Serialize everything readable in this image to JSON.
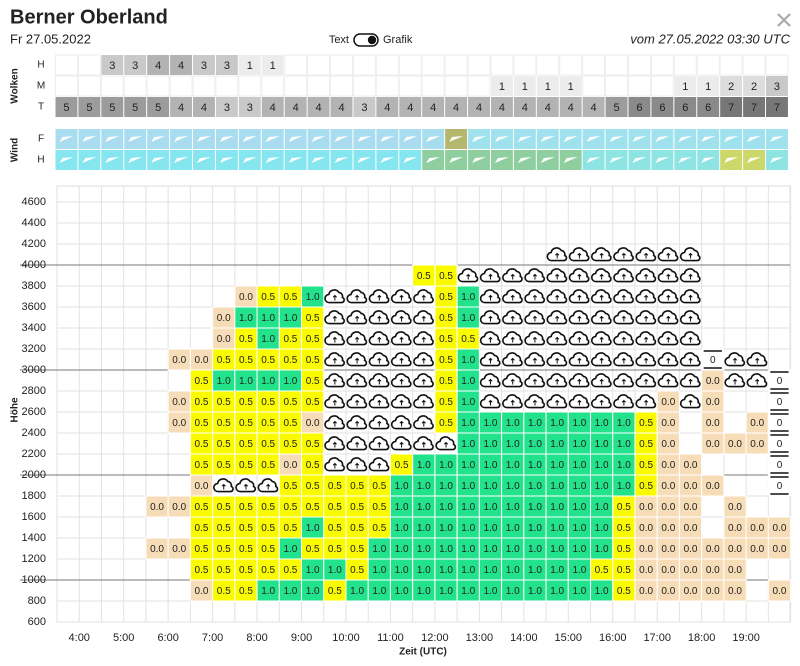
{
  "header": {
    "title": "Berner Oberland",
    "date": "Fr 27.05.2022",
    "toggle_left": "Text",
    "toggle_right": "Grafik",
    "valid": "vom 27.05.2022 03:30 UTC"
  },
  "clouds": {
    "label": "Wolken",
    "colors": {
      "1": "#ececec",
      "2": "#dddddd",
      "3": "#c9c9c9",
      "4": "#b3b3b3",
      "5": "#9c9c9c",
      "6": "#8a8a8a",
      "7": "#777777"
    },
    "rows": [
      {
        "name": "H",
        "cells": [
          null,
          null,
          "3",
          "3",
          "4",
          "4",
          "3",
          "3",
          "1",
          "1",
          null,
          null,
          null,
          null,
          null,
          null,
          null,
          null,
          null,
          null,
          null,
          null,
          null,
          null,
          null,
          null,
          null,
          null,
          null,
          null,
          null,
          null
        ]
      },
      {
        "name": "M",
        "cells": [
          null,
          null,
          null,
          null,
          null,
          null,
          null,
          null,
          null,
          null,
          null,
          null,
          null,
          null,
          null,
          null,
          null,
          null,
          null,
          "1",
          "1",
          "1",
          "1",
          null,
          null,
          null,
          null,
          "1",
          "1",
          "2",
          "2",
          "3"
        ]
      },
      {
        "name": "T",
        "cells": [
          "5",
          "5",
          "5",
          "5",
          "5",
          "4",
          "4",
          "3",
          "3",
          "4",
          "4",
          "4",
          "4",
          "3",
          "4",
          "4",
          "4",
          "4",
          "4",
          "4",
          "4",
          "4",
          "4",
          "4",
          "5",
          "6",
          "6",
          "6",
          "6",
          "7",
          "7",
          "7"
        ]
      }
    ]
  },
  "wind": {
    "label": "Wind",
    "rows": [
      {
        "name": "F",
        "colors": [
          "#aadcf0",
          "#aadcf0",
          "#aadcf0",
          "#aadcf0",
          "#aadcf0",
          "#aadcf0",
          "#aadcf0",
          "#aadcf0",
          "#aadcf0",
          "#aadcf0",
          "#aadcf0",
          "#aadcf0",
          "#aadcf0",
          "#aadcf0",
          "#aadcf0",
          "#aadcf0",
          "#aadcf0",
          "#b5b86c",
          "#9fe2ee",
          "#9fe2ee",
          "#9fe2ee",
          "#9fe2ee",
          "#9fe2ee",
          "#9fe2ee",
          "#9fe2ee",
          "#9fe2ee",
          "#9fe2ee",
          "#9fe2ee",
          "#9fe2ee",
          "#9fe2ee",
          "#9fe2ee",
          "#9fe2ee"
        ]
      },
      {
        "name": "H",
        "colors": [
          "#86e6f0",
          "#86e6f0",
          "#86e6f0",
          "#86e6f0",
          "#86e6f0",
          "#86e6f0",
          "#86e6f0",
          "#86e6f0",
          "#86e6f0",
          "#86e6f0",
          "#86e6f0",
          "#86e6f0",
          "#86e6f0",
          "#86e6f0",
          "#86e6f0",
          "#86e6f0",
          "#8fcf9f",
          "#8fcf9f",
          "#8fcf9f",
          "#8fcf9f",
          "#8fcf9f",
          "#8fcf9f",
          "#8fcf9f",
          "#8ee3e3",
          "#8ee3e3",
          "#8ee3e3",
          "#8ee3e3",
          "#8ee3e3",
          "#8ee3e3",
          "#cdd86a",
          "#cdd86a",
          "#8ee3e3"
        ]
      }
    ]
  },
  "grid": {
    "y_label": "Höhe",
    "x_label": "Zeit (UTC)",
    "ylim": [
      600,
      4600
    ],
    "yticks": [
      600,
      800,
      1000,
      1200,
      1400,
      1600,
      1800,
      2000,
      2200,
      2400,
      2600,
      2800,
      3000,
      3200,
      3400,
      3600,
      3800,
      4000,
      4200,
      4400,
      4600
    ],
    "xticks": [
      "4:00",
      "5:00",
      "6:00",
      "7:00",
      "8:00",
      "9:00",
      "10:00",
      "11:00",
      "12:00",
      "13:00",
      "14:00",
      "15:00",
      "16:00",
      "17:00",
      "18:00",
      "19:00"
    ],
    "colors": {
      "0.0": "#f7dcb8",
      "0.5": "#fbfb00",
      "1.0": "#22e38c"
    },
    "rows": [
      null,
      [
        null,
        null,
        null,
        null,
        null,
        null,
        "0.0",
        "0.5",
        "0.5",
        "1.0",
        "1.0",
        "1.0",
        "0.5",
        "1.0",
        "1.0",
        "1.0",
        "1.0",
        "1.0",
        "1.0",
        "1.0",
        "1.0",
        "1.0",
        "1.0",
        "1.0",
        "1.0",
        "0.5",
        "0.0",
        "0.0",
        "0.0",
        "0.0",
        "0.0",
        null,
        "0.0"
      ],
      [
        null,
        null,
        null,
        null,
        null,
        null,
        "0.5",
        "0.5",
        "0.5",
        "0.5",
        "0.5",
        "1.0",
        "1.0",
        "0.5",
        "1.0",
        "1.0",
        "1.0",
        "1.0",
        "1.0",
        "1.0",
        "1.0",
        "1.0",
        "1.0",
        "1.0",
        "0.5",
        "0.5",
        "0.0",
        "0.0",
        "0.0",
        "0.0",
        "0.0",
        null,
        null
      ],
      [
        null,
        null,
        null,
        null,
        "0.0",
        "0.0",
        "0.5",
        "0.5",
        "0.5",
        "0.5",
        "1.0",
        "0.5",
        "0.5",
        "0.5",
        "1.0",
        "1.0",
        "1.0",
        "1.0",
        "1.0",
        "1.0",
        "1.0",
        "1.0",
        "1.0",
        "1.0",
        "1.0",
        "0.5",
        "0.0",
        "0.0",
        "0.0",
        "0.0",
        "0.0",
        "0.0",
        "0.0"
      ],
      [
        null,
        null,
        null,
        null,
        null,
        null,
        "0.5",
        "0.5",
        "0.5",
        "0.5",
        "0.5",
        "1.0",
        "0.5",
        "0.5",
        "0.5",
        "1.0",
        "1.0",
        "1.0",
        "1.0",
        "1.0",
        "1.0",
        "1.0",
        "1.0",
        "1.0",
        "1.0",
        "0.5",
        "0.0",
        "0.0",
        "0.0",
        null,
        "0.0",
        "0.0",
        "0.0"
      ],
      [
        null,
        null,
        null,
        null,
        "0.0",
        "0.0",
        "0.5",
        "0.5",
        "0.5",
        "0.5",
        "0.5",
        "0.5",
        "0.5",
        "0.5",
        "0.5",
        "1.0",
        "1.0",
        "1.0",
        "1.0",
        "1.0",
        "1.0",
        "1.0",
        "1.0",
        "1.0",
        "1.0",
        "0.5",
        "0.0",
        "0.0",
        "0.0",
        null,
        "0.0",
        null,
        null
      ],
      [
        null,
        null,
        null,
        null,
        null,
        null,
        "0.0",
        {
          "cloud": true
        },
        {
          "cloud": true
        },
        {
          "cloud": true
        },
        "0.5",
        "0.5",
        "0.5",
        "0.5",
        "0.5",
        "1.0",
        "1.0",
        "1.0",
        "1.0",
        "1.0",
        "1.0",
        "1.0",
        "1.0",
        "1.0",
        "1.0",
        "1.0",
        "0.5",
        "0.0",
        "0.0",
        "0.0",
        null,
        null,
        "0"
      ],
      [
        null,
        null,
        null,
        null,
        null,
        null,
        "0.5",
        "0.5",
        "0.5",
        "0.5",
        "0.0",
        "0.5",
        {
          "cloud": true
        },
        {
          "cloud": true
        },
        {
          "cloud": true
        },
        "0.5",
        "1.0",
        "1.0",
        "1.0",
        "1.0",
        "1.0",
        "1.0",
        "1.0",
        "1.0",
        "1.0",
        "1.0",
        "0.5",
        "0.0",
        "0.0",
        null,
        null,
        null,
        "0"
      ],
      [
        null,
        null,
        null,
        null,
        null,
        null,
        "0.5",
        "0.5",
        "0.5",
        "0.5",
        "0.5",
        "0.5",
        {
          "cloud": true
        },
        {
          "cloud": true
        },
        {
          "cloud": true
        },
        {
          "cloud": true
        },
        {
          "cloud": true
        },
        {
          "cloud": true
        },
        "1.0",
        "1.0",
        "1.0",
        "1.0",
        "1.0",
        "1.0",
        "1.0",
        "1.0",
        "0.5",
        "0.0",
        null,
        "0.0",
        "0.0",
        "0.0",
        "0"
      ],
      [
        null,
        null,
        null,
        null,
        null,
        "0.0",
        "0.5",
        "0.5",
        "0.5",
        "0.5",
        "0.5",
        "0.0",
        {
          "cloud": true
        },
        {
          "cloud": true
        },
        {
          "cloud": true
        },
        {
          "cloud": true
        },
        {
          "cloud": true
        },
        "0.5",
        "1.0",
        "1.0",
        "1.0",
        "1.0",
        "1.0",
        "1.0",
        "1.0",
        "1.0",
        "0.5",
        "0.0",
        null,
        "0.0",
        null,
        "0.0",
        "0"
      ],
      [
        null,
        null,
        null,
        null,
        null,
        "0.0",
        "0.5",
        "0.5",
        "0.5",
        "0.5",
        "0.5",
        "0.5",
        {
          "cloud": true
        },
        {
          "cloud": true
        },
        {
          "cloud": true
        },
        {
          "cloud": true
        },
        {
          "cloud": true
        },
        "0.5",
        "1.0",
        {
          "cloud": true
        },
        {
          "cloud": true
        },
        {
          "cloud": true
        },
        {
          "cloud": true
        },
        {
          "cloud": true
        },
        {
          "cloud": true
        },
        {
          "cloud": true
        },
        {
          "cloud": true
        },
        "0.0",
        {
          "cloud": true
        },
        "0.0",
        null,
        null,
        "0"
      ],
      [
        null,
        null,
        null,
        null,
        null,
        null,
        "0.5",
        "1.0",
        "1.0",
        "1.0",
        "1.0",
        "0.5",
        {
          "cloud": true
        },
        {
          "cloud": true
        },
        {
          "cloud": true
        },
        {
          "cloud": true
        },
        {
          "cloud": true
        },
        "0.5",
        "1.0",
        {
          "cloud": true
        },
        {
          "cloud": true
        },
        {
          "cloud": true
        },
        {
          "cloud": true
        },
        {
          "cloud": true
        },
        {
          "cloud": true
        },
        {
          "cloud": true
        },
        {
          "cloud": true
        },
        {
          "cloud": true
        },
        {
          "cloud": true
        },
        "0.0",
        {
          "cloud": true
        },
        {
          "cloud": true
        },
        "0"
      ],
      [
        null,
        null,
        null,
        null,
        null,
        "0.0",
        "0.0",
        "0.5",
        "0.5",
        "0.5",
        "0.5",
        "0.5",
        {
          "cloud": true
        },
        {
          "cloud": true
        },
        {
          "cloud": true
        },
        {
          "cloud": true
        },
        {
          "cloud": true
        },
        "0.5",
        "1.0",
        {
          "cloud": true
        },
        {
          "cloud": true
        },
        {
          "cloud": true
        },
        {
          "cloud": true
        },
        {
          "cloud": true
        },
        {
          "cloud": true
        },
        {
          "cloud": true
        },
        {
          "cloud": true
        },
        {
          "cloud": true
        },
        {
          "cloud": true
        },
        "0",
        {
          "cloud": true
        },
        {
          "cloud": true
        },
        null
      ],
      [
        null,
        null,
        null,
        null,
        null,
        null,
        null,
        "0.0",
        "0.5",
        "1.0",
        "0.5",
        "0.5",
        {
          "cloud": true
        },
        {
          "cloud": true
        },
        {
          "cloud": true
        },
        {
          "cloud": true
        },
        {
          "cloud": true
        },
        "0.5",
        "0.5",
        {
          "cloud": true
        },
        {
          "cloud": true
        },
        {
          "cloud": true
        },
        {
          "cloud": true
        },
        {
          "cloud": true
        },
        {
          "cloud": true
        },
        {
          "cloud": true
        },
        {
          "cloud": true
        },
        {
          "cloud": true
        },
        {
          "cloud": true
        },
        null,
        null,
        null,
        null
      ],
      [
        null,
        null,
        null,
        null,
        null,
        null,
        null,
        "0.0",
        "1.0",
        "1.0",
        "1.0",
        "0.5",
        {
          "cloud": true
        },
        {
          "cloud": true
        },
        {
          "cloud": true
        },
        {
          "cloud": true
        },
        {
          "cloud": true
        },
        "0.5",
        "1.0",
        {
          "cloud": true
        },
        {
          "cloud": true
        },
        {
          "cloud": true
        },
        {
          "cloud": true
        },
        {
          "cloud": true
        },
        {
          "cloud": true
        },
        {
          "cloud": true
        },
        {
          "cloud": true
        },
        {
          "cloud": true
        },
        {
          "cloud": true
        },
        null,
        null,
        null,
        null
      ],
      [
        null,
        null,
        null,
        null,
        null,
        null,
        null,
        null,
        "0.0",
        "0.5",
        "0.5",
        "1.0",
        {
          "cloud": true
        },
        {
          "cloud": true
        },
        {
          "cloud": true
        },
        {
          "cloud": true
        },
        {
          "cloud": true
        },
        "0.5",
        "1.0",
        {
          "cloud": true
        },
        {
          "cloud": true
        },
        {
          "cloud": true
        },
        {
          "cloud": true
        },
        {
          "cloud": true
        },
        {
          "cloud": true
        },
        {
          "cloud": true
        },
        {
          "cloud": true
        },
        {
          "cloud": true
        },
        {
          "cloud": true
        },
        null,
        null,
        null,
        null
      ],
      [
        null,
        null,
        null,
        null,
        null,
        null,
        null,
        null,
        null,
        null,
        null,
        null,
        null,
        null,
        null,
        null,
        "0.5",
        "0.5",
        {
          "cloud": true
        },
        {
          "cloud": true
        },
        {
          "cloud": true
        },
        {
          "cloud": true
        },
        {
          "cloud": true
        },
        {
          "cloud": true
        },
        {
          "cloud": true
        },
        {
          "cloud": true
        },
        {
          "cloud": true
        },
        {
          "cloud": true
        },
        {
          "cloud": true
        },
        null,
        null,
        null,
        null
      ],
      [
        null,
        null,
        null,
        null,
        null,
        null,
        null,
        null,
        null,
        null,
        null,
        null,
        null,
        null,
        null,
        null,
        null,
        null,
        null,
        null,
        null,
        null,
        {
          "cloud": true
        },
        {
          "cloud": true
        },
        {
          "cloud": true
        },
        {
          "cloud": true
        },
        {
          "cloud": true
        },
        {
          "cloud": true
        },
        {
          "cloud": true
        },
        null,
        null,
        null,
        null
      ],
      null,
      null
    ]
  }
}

==*==

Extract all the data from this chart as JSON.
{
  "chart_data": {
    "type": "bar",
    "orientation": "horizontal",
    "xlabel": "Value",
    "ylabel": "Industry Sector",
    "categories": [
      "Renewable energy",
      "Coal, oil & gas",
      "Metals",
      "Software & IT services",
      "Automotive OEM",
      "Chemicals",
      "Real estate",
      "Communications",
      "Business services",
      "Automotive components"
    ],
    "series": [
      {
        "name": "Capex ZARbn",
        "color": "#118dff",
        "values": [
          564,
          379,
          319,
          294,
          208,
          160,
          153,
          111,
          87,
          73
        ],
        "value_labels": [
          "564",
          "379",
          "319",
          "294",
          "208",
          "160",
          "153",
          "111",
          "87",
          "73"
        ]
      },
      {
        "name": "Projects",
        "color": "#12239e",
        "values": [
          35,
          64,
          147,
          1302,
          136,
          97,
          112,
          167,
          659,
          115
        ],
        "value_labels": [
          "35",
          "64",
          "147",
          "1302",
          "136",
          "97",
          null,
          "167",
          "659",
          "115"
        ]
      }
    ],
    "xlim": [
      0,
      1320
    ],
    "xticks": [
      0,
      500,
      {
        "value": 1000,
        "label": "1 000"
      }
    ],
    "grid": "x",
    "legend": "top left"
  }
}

==*==

| TASK OBJECTIVE |
Give the number of lines in the records that contain the string "this", and nothing besides.

| RESULT |
2